:: Written exercise ::
Make an exact copy of the entries below.

:: Given data ::
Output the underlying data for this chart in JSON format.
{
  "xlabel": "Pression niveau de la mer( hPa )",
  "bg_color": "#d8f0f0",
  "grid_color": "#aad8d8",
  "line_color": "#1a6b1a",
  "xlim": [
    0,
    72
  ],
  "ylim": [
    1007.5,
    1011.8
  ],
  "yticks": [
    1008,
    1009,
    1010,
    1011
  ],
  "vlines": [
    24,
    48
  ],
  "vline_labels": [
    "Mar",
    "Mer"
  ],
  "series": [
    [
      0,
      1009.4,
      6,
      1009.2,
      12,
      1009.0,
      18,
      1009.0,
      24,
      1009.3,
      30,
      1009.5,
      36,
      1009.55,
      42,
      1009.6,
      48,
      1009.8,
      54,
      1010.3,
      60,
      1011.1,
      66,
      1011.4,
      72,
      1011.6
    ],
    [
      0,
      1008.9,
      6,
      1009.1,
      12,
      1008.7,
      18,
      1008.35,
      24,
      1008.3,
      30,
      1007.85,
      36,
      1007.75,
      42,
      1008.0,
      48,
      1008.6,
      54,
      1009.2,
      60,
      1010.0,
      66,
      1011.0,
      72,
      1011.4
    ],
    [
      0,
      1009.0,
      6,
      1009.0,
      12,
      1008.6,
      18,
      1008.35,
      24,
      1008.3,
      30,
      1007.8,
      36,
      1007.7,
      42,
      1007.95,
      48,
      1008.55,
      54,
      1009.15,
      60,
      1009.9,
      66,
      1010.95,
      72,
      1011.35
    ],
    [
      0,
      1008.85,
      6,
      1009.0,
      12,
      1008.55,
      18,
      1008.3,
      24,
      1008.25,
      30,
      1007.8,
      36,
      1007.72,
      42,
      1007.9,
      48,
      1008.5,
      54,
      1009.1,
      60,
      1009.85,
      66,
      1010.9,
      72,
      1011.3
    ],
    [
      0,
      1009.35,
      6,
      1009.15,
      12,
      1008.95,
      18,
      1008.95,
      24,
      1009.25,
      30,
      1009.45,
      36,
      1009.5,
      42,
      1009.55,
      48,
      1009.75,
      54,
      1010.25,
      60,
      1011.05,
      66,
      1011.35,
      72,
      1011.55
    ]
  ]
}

:: Task result ::
Output the underlying data for this chart in JSON format.
{
  "xlabel": "Pression niveau de la mer( hPa )",
  "bg_color": "#d8f0f0",
  "grid_color": "#aad8d8",
  "line_color": "#1a6b1a",
  "xlim": [
    0,
    72
  ],
  "ylim": [
    1007.5,
    1011.8
  ],
  "yticks": [
    1008,
    1009,
    1010,
    1011
  ],
  "vlines": [
    24,
    48
  ],
  "vline_labels": [
    "Mar",
    "Mer"
  ],
  "series": [
    [
      0,
      1009.4,
      6,
      1009.2,
      12,
      1009.0,
      18,
      1009.0,
      24,
      1009.3,
      30,
      1009.5,
      36,
      1009.55,
      42,
      1009.6,
      48,
      1009.8,
      54,
      1010.3,
      60,
      1011.1,
      66,
      1011.4,
      72,
      1011.6
    ],
    [
      0,
      1008.9,
      6,
      1009.1,
      12,
      1008.7,
      18,
      1008.35,
      24,
      1008.3,
      30,
      1007.85,
      36,
      1007.75,
      42,
      1008.0,
      48,
      1008.6,
      54,
      1009.2,
      60,
      1010.0,
      66,
      1011.0,
      72,
      1011.4
    ],
    [
      0,
      1009.0,
      6,
      1009.0,
      12,
      1008.6,
      18,
      1008.35,
      24,
      1008.3,
      30,
      1007.8,
      36,
      1007.7,
      42,
      1007.95,
      48,
      1008.55,
      54,
      1009.15,
      60,
      1009.9,
      66,
      1010.95,
      72,
      1011.35
    ],
    [
      0,
      1008.85,
      6,
      1009.0,
      12,
      1008.55,
      18,
      1008.3,
      24,
      1008.25,
      30,
      1007.8,
      36,
      1007.72,
      42,
      1007.9,
      48,
      1008.5,
      54,
      1009.1,
      60,
      1009.85,
      66,
      1010.9,
      72,
      1011.3
    ],
    [
      0,
      1009.35,
      6,
      1009.15,
      12,
      1008.95,
      18,
      1008.95,
      24,
      1009.25,
      30,
      1009.45,
      36,
      1009.5,
      42,
      1009.55,
      48,
      1009.75,
      54,
      1010.25,
      60,
      1011.05,
      66,
      1011.35,
      72,
      1011.55
    ]
  ]
}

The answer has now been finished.